▶ [What you should do] Copy out the items below word for word, starting with the line containing "stat-cell: 0 (455, 642, 505, 673)" and going on through the line containing "totals-row (30, 1000, 505, 1030)".

Bounding box entries:
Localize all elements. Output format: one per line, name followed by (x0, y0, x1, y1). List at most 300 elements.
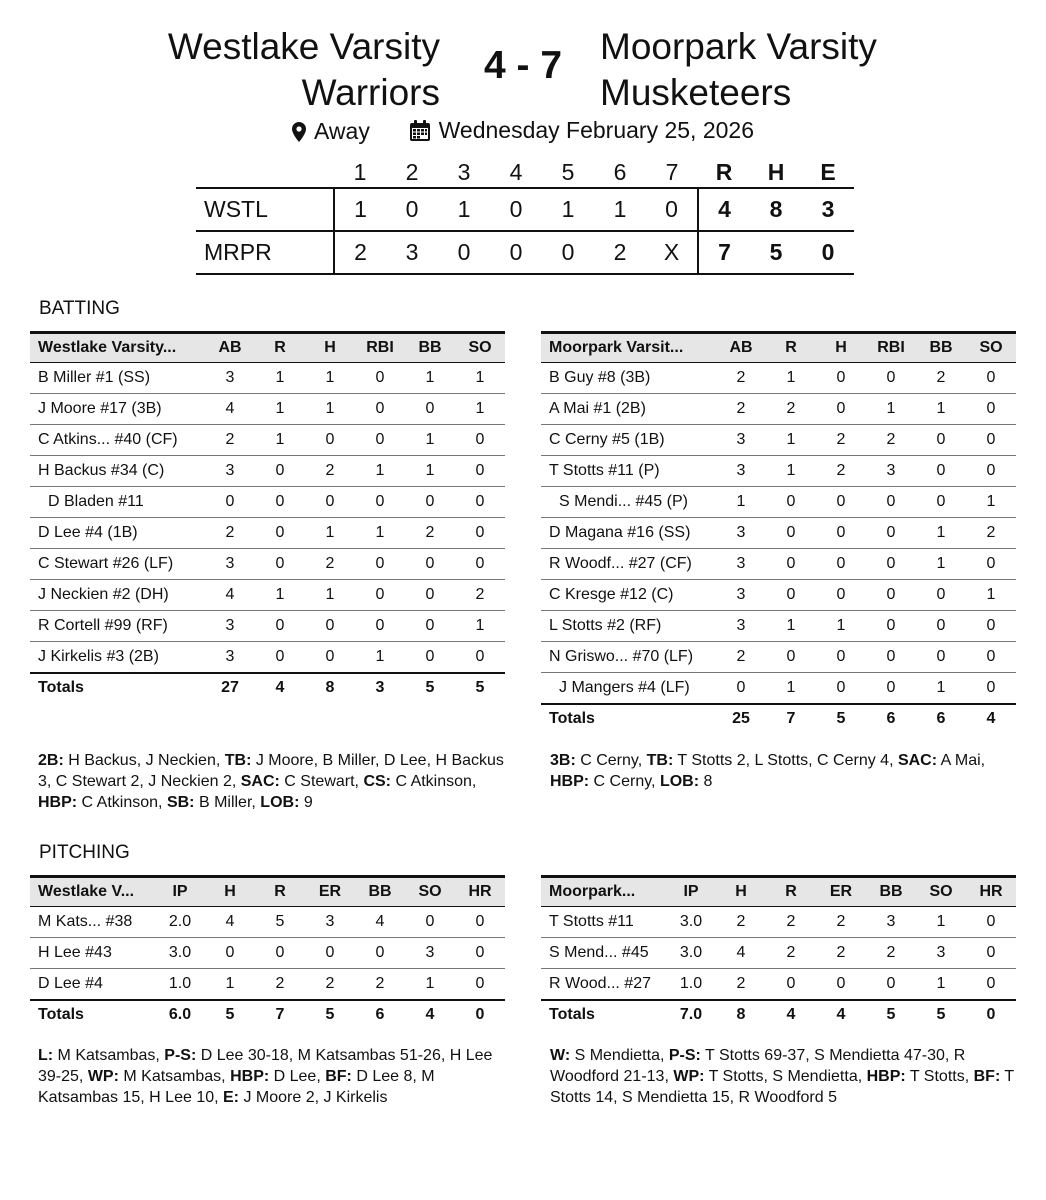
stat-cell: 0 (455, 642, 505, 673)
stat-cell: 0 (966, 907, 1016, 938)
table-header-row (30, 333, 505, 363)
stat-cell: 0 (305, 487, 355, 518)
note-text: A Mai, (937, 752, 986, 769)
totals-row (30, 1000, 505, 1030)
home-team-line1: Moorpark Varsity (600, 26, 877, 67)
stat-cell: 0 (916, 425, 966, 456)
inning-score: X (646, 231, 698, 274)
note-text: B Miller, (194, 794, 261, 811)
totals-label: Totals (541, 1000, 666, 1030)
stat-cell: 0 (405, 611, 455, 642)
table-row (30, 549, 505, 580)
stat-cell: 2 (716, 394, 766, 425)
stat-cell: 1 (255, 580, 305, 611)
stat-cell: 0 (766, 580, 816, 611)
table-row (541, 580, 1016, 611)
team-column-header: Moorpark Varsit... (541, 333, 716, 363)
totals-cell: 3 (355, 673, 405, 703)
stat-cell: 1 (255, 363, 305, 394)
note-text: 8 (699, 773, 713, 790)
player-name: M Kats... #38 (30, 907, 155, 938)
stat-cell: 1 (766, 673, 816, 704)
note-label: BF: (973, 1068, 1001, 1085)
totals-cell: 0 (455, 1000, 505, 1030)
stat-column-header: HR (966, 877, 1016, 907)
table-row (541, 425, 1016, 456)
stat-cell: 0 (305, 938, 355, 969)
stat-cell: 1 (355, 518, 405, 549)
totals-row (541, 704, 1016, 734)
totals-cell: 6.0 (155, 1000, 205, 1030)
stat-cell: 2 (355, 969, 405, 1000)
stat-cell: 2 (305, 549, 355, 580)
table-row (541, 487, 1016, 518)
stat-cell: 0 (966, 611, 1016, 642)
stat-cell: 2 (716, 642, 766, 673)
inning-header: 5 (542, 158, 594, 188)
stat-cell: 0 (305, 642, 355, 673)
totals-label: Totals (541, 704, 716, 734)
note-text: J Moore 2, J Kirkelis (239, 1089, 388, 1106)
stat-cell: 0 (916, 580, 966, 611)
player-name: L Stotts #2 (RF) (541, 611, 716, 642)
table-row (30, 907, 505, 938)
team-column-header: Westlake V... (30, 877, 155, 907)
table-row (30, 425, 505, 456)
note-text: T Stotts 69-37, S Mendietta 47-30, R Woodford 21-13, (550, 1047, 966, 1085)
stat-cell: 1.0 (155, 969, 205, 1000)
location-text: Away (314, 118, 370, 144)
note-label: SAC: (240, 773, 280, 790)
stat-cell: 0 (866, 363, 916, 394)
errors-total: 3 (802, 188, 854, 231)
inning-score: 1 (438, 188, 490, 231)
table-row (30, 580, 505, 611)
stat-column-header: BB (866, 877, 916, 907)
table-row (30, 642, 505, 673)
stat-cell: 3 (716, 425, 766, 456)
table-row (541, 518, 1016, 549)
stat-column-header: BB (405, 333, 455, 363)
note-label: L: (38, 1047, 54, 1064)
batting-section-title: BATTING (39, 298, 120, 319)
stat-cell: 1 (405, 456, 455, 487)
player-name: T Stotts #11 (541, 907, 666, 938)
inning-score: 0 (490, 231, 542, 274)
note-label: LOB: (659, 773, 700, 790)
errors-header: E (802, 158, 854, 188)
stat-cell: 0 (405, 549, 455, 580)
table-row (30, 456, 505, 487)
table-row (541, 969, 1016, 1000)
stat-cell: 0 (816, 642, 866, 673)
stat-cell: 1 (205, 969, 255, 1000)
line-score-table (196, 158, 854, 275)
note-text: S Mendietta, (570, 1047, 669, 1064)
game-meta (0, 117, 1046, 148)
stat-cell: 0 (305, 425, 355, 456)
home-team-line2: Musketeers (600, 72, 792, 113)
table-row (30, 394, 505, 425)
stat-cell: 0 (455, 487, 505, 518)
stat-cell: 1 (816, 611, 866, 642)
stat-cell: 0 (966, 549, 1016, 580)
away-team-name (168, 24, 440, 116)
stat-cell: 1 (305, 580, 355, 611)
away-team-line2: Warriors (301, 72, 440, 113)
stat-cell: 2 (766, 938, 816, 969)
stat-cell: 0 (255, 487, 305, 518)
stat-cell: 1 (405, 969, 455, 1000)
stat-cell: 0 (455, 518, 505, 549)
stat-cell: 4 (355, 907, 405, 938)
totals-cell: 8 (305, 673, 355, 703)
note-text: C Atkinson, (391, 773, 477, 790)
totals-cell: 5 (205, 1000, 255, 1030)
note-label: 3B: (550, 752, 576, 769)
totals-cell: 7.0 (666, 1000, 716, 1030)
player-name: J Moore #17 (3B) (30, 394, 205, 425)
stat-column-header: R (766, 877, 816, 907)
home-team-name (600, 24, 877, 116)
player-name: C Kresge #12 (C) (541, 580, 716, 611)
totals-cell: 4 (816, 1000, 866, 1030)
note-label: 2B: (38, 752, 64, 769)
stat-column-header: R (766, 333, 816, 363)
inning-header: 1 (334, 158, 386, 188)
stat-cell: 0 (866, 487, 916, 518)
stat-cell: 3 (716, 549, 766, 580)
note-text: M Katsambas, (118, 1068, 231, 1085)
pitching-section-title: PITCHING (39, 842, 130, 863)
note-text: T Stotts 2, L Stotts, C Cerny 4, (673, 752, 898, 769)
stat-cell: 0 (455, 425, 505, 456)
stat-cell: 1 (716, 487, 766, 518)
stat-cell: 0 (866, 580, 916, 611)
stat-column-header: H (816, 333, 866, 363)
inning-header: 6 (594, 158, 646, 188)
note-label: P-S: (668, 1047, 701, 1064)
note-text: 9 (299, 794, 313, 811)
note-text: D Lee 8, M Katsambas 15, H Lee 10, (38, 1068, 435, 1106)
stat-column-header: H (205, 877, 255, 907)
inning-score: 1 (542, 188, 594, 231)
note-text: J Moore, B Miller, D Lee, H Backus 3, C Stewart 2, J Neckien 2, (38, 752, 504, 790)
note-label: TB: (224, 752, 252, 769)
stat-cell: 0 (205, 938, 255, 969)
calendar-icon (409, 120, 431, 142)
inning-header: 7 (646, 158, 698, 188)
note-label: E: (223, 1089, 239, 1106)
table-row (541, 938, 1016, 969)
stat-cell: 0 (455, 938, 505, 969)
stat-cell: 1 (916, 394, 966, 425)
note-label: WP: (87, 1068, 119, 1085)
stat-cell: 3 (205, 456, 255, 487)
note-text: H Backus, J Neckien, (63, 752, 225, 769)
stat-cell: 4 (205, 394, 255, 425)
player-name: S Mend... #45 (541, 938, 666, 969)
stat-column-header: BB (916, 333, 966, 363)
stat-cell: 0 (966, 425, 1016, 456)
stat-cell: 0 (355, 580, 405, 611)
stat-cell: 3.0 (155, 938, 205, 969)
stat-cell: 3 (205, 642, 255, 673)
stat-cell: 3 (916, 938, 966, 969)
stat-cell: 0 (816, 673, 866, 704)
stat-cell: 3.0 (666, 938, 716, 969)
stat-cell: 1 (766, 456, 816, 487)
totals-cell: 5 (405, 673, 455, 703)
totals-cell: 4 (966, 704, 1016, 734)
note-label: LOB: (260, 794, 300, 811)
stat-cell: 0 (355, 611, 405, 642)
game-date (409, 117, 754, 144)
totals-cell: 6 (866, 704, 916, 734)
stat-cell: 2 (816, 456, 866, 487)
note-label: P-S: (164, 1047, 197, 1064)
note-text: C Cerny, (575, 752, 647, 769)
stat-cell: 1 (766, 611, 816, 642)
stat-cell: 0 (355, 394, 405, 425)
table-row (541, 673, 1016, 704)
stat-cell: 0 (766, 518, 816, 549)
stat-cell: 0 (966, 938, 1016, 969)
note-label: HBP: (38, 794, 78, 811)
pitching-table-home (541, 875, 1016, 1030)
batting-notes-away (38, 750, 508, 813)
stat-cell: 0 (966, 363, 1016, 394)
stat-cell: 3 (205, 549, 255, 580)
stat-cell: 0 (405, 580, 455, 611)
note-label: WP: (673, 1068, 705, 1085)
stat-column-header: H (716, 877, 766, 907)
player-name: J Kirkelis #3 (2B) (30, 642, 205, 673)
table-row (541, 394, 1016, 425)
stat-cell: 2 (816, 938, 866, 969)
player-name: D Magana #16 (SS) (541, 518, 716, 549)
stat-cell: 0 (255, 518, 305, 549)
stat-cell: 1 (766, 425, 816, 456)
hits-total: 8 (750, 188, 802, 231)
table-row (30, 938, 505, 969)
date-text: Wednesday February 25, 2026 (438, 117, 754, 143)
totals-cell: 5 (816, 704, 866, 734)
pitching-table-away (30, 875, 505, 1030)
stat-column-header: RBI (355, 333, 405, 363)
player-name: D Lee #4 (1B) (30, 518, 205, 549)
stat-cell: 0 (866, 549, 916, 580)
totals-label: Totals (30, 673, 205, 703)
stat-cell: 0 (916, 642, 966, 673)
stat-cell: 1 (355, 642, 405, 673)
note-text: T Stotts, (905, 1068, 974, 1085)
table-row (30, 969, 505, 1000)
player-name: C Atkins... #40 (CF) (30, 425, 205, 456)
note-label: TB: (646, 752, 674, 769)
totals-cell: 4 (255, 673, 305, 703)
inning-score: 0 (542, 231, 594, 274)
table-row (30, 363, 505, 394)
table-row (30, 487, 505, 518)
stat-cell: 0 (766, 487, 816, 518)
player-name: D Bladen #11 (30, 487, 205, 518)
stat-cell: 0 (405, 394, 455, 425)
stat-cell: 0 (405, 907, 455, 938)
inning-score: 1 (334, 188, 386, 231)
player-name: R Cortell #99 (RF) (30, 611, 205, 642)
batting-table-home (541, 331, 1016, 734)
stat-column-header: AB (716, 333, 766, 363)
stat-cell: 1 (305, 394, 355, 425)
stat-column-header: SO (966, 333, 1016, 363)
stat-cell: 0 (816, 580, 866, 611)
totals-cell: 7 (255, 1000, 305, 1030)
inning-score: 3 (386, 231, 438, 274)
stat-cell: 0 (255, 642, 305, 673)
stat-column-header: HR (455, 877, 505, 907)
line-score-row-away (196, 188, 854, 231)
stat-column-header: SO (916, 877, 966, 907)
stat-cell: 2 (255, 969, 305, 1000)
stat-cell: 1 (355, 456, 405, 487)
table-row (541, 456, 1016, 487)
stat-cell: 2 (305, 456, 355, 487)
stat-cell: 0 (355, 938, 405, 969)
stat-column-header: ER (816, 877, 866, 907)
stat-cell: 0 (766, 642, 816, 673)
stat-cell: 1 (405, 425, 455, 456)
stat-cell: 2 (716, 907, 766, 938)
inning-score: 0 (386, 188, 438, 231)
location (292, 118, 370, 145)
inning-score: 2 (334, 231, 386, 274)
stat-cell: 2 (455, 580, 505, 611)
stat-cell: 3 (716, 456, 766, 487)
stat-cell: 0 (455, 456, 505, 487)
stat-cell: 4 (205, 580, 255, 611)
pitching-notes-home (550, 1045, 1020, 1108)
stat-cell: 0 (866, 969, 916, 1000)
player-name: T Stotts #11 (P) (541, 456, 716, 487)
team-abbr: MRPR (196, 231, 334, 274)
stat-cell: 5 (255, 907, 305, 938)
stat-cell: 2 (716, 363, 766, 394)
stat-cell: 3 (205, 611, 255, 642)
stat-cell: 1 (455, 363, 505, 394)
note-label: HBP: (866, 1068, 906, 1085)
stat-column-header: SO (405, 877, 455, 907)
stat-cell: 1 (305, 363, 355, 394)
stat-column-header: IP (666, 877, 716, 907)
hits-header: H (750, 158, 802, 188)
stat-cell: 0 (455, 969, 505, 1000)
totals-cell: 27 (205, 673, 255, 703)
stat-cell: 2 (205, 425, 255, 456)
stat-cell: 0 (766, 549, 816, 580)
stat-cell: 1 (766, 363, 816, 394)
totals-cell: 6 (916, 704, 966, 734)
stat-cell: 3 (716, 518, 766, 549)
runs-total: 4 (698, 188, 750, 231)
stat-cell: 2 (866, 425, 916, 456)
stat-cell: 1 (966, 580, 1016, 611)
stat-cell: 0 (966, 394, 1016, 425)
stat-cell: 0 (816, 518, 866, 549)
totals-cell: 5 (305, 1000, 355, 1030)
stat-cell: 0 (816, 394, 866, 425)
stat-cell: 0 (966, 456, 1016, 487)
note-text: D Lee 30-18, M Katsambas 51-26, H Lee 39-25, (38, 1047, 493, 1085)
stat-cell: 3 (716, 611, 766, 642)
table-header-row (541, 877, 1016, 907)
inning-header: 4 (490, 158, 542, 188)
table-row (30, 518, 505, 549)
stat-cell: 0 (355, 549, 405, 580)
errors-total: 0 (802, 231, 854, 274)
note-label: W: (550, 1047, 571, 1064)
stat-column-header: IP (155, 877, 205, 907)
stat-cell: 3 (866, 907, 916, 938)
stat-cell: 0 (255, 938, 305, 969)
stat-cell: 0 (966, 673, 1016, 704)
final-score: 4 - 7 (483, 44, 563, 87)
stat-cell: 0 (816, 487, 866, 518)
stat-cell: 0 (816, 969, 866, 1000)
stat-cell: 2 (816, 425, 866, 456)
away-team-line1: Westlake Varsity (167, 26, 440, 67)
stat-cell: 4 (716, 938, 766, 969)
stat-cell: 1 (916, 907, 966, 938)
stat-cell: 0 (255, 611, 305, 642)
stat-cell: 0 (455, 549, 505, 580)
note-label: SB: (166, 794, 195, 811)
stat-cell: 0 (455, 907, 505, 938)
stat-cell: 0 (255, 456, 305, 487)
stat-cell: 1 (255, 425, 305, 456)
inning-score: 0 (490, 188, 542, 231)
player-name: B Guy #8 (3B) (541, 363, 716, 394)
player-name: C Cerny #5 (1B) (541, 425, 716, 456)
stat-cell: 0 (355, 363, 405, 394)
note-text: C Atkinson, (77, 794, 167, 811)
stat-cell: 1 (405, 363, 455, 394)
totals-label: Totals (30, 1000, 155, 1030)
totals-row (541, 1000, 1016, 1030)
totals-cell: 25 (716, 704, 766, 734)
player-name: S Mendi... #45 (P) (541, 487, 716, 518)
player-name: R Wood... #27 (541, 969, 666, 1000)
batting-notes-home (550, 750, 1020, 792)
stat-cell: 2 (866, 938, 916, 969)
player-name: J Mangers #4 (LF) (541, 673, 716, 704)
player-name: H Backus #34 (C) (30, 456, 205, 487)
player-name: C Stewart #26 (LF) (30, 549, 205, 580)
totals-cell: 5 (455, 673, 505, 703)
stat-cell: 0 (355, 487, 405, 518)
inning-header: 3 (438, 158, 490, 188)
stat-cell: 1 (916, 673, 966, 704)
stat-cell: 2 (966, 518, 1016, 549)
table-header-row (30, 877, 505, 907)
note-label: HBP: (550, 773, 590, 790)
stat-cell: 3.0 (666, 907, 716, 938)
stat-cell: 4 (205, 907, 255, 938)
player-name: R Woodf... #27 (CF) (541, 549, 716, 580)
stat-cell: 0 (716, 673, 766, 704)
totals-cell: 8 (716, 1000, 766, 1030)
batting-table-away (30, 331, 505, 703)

▶ [Correct result]
stat-cell: 0 (455, 642, 505, 673)
stat-cell: 0 (966, 907, 1016, 938)
table-header-row (30, 333, 505, 363)
stat-cell: 0 (305, 487, 355, 518)
note-text: A Mai, (937, 752, 986, 769)
totals-row (30, 1000, 505, 1030)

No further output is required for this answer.